> [Written task]
Copy every record below exactly.
— START OF Input for this task —
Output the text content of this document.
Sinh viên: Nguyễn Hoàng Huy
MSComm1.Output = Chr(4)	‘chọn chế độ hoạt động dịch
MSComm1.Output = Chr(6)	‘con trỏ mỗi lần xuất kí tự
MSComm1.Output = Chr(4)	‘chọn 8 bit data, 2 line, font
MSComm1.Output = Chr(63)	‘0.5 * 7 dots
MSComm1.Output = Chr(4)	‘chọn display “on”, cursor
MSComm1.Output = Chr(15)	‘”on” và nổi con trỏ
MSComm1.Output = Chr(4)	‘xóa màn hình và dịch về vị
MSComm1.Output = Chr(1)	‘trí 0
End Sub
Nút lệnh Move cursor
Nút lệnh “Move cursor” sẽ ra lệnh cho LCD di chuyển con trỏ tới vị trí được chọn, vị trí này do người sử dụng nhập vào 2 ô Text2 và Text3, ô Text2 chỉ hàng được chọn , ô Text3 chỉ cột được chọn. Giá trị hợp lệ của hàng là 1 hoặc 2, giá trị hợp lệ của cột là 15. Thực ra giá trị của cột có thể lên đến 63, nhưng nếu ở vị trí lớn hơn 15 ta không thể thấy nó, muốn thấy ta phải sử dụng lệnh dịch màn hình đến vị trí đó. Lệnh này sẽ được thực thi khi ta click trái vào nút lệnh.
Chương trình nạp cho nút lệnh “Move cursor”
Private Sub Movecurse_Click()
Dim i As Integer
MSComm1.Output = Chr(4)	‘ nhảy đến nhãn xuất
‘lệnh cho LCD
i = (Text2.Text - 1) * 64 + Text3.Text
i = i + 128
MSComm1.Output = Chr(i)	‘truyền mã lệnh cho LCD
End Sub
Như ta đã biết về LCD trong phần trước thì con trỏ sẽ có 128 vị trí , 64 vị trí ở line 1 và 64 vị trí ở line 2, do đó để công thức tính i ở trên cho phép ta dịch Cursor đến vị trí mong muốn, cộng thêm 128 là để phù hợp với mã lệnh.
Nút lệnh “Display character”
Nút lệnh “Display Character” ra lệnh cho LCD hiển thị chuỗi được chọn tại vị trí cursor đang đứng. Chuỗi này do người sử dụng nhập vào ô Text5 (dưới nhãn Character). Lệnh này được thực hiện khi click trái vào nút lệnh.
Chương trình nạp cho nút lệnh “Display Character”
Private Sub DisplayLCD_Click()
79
— END OF Input for this task —
> [Solution below]
Output the text content of this document.
Sinh viên: Nguyễn Hoàng Huy
MSComm1.Output = Chr(4)	‘chọn chế độ hoạt động dịch
MSComm1.Output = Chr(6)	‘con trỏ mỗi lần xuất kí tự
MSComm1.Output = Chr(4)	‘chọn 8 bit data, 2 line, font
MSComm1.Output = Chr(63)	‘0.5 * 7 dots
MSComm1.Output = Chr(4)	‘chọn display “on”, cursor
MSComm1.Output = Chr(15)	‘”on” và nổi con trỏ
MSComm1.Output = Chr(4)	‘xóa màn hình và dịch về vị
MSComm1.Output = Chr(1)	‘trí 0
End Sub
Nút lệnh Move cursor
Nút lệnh “Move cursor” sẽ ra lệnh cho LCD di chuyển con trỏ tới vị trí được chọn, vị trí này do người sử dụng nhập vào 2 ô Text2 và Text3, ô Text2 chỉ hàng được chọn , ô Text3 chỉ cột được chọn. Giá trị hợp lệ của hàng là 1 hoặc 2, giá trị hợp lệ của cột là 15. Thực ra giá trị của cột có thể lên đến 63, nhưng nếu ở vị trí lớn hơn 15 ta không thể thấy nó, muốn thấy ta phải sử dụng lệnh dịch màn hình đến vị trí đó. Lệnh này sẽ được thực thi khi ta click trái vào nút lệnh.
Chương trình nạp cho nút lệnh “Move cursor”
Private Sub Movecurse_Click()
Dim i As Integer
MSComm1.Output = Chr(4)	‘ nhảy đến nhãn xuất
‘lệnh cho LCD
i = (Text2.Text - 1) * 64 + Text3.Text
i = i + 128
MSComm1.Output = Chr(i)	‘truyền mã lệnh cho LCD
End Sub
Như ta đã biết về LCD trong phần trước thì con trỏ sẽ có 128 vị trí , 64 vị trí ở line 1 và 64 vị trí ở line 2, do đó để công thức tính i ở trên cho phép ta dịch Cursor đến vị trí mong muốn, cộng thêm 128 là để phù hợp với mã lệnh.
Nút lệnh “Display character”
Nút lệnh “Display Character” ra lệnh cho LCD hiển thị chuỗi được chọn tại vị trí cursor đang đứng. Chuỗi này do người sử dụng nhập vào ô Text5 (dưới nhãn Character). Lệnh này được thực hiện khi click trái vào nút lệnh.
Chương trình nạp cho nút lệnh “Display Character”
Private Sub DisplayLCD_Click()
79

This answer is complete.